Every entry must be repeated exactly. Exclude all pictures.

=== Provided records ===
#####

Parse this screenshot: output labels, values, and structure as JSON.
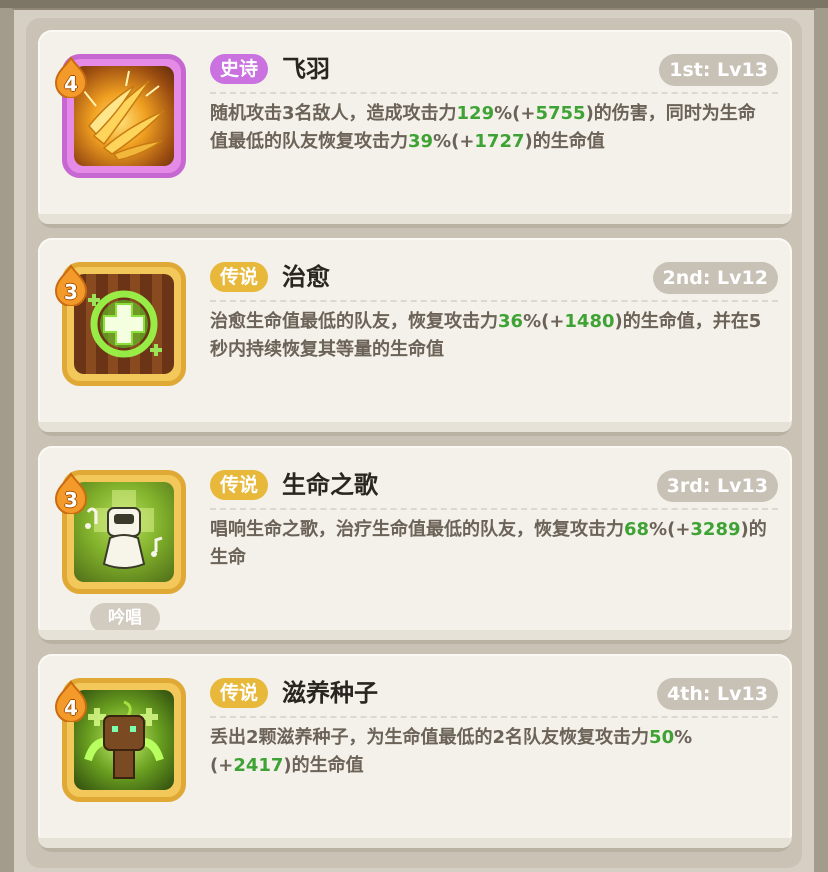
{
  "skills": [
    {
      "rarity": "史诗",
      "rarity_color": "#c972e0",
      "name": "飞羽",
      "level": "1st: Lv13",
      "star": "4",
      "icon": "feather-burst-icon",
      "desc": {
        "p1": "随机攻击3名敌人，造成攻击力",
        "v1": "129",
        "p2": "%(+",
        "v2": "5755",
        "p3": ")的伤害，同时为生命值最低的队友恢复攻击力",
        "v3": "39",
        "p4": "%(+",
        "v4": "1727",
        "p5": ")的生命值"
      }
    },
    {
      "rarity": "传说",
      "rarity_color": "#e8b83a",
      "name": "治愈",
      "level": "2nd: Lv12",
      "star": "3",
      "icon": "green-cross-heal-icon",
      "desc": {
        "p1": "治愈生命值最低的队友，恢复攻击力",
        "v1": "36",
        "p2": "%(+",
        "v2": "1480",
        "p3": ")的生命值，并在5秒内持续恢复其等量的生命值"
      }
    },
    {
      "rarity": "传说",
      "rarity_color": "#e8b83a",
      "name": "生命之歌",
      "level": "3rd: Lv13",
      "star": "3",
      "icon": "singing-character-icon",
      "tag": "吟唱",
      "desc": {
        "p1": "唱响生命之歌，治疗生命值最低的队友，恢复攻击力",
        "v1": "68",
        "p2": "%(+",
        "v2": "3289",
        "p3": ")的生命"
      }
    },
    {
      "rarity": "传说",
      "rarity_color": "#e8b83a",
      "name": "滋养种子",
      "level": "4th: Lv13",
      "star": "4",
      "icon": "seed-sprout-icon",
      "desc": {
        "p1": "丢出2颗滋养种子，为生命值最低的2名队友恢复攻击力",
        "v1": "50",
        "p2": "%(+",
        "v2": "2417",
        "p3": ")的生命值"
      }
    }
  ]
}
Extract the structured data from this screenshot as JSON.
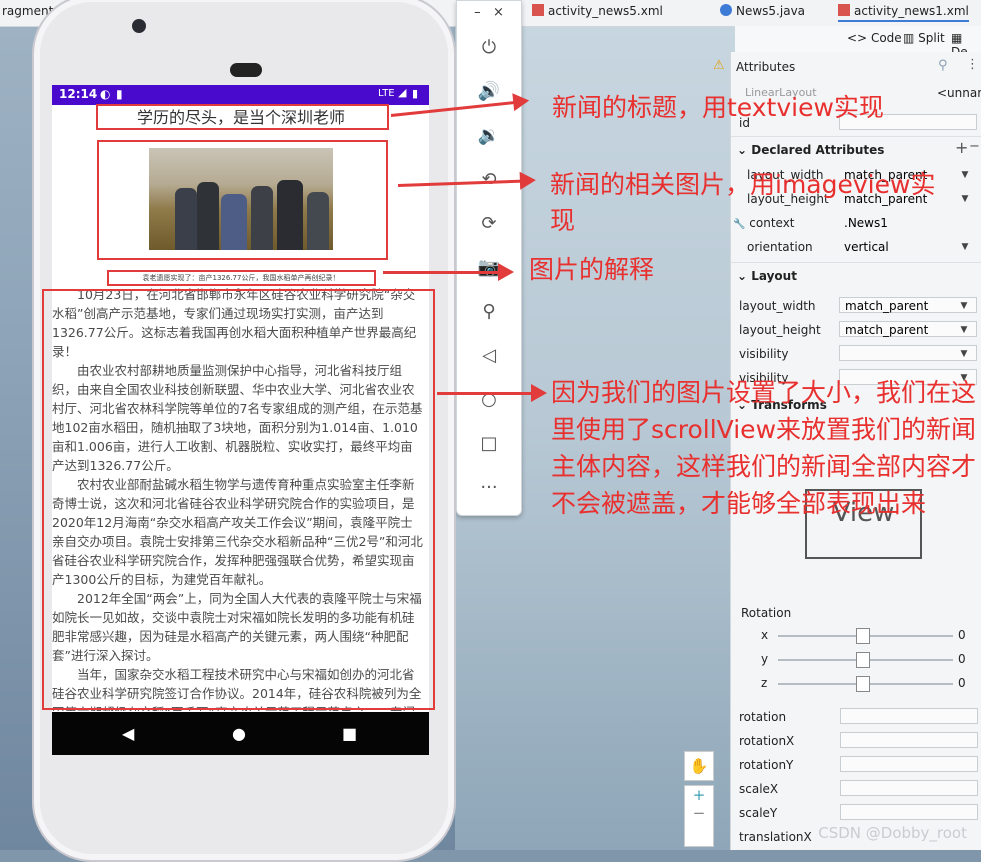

#####

=== Solved exercise ===
Parse this screenshot: output labels, values, and structure as JSON.
{
  "skills": [
    {
      "rarity": "史诗",
      "rarity_color": "#c972e0",
      "name": "飞羽",
      "level": "1st: Lv13",
      "star": "4",
      "icon": "feather-burst-icon",
      "desc": {
        "p1": "随机攻击3名敌人，造成攻击力",
        "v1": "129",
        "p2": "%(+",
        "v2": "5755",
        "p3": ")的伤害，同时为生命值最低的队友恢复攻击力",
        "v3": "39",
        "p4": "%(+",
        "v4": "1727",
        "p5": ")的生命值"
      }
    },
    {
      "rarity": "传说",
      "rarity_color": "#e8b83a",
      "name": "治愈",
      "level": "2nd: Lv12",
      "star": "3",
      "icon": "green-cross-heal-icon",
      "desc": {
        "p1": "治愈生命值最低的队友，恢复攻击力",
        "v1": "36",
        "p2": "%(+",
        "v2": "1480",
        "p3": ")的生命值，并在5秒内持续恢复其等量的生命值"
      }
    },
    {
      "rarity": "传说",
      "rarity_color": "#e8b83a",
      "name": "生命之歌",
      "level": "3rd: Lv13",
      "star": "3",
      "icon": "singing-character-icon",
      "tag": "吟唱",
      "desc": {
        "p1": "唱响生命之歌，治疗生命值最低的队友，恢复攻击力",
        "v1": "68",
        "p2": "%(+",
        "v2": "3289",
        "p3": ")的生命"
      }
    },
    {
      "rarity": "传说",
      "rarity_color": "#e8b83a",
      "name": "滋养种子",
      "level": "4th: Lv13",
      "star": "4",
      "icon": "seed-sprout-icon",
      "desc": {
        "p1": "丢出2颗滋养种子，为生命值最低的2名队友恢复攻击力",
        "v1": "50",
        "p2": "%(+",
        "v2": "2417",
        "p3": ")的生命值"
      }
    }
  ]
}
Extract the structured data from this screenshot as JSON.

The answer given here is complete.